## What needs to be done
Render the following material again verbatim, leaving nothing out.

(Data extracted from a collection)
════════════════

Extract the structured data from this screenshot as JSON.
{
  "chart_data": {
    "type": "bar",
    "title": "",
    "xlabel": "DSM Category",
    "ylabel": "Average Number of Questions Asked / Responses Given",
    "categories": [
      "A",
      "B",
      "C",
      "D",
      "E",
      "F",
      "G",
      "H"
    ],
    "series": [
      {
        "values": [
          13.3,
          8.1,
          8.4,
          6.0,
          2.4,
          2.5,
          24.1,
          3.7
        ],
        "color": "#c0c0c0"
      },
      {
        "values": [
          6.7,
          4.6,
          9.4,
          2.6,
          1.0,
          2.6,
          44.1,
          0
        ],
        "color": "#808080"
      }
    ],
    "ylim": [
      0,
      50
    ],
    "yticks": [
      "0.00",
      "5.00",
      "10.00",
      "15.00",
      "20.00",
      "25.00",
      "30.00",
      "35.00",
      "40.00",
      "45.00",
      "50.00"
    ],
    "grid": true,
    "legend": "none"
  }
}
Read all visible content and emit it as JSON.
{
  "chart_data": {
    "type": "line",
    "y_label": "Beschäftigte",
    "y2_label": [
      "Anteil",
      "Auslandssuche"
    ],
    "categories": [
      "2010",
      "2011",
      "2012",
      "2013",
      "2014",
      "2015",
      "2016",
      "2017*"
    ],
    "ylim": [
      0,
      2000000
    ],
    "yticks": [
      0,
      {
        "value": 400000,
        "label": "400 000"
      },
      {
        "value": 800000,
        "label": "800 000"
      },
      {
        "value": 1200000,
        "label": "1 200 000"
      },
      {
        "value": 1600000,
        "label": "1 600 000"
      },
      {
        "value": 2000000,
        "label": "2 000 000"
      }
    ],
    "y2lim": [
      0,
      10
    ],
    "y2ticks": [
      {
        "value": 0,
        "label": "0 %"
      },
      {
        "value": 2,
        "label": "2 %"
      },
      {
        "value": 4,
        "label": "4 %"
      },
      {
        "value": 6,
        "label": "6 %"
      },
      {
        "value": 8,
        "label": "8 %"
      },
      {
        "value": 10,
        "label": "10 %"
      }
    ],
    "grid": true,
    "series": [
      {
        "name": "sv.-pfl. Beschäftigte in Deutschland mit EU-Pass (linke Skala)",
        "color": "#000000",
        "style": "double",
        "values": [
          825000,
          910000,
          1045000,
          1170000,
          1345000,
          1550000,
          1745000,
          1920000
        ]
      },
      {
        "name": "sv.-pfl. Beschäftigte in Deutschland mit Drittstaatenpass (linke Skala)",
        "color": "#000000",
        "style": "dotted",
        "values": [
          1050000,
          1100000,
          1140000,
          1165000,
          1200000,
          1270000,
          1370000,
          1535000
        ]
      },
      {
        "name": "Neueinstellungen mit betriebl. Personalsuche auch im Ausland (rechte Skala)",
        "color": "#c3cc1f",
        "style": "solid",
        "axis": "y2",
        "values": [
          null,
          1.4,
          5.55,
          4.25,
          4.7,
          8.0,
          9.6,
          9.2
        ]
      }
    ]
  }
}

════════════════

## Response for this exercise
Extract the structured data from this screenshot as JSON.
{
  "chart_data": {
    "type": "bar",
    "title": "",
    "xlabel": "DSM Category",
    "ylabel": "Average Number of Questions Asked / Responses Given",
    "categories": [
      "A",
      "B",
      "C",
      "D",
      "E",
      "F",
      "G",
      "H"
    ],
    "series": [
      {
        "values": [
          13.3,
          8.1,
          8.4,
          6.0,
          2.4,
          2.5,
          24.1,
          3.7
        ],
        "color": "#c0c0c0"
      },
      {
        "values": [
          6.7,
          4.6,
          9.4,
          2.6,
          1.0,
          2.6,
          44.1,
          0
        ],
        "color": "#808080"
      }
    ],
    "ylim": [
      0,
      50
    ],
    "yticks": [
      "0.00",
      "5.00",
      "10.00",
      "15.00",
      "20.00",
      "25.00",
      "30.00",
      "35.00",
      "40.00",
      "45.00",
      "50.00"
    ],
    "grid": true,
    "legend": "none"
  }
}
Read all visible content and emit it as JSON.
{
  "chart_data": {
    "type": "line",
    "y_label": "Beschäftigte",
    "y2_label": [
      "Anteil",
      "Auslandssuche"
    ],
    "categories": [
      "2010",
      "2011",
      "2012",
      "2013",
      "2014",
      "2015",
      "2016",
      "2017*"
    ],
    "ylim": [
      0,
      2000000
    ],
    "yticks": [
      0,
      {
        "value": 400000,
        "label": "400 000"
      },
      {
        "value": 800000,
        "label": "800 000"
      },
      {
        "value": 1200000,
        "label": "1 200 000"
      },
      {
        "value": 1600000,
        "label": "1 600 000"
      },
      {
        "value": 2000000,
        "label": "2 000 000"
      }
    ],
    "y2lim": [
      0,
      10
    ],
    "y2ticks": [
      {
        "value": 0,
        "label": "0 %"
      },
      {
        "value": 2,
        "label": "2 %"
      },
      {
        "value": 4,
        "label": "4 %"
      },
      {
        "value": 6,
        "label": "6 %"
      },
      {
        "value": 8,
        "label": "8 %"
      },
      {
        "value": 10,
        "label": "10 %"
      }
    ],
    "grid": true,
    "series": [
      {
        "name": "sv.-pfl. Beschäftigte in Deutschland mit EU-Pass (linke Skala)",
        "color": "#000000",
        "style": "double",
        "values": [
          825000,
          910000,
          1045000,
          1170000,
          1345000,
          1550000,
          1745000,
          1920000
        ]
      },
      {
        "name": "sv.-pfl. Beschäftigte in Deutschland mit Drittstaatenpass (linke Skala)",
        "color": "#000000",
        "style": "dotted",
        "values": [
          1050000,
          1100000,
          1140000,
          1165000,
          1200000,
          1270000,
          1370000,
          1535000
        ]
      },
      {
        "name": "Neueinstellungen mit betriebl. Personalsuche auch im Ausland (rechte Skala)",
        "color": "#c3cc1f",
        "style": "solid",
        "axis": "y2",
        "values": [
          null,
          1.4,
          5.55,
          4.25,
          4.7,
          8.0,
          9.6,
          9.2
        ]
      }
    ]
  }
}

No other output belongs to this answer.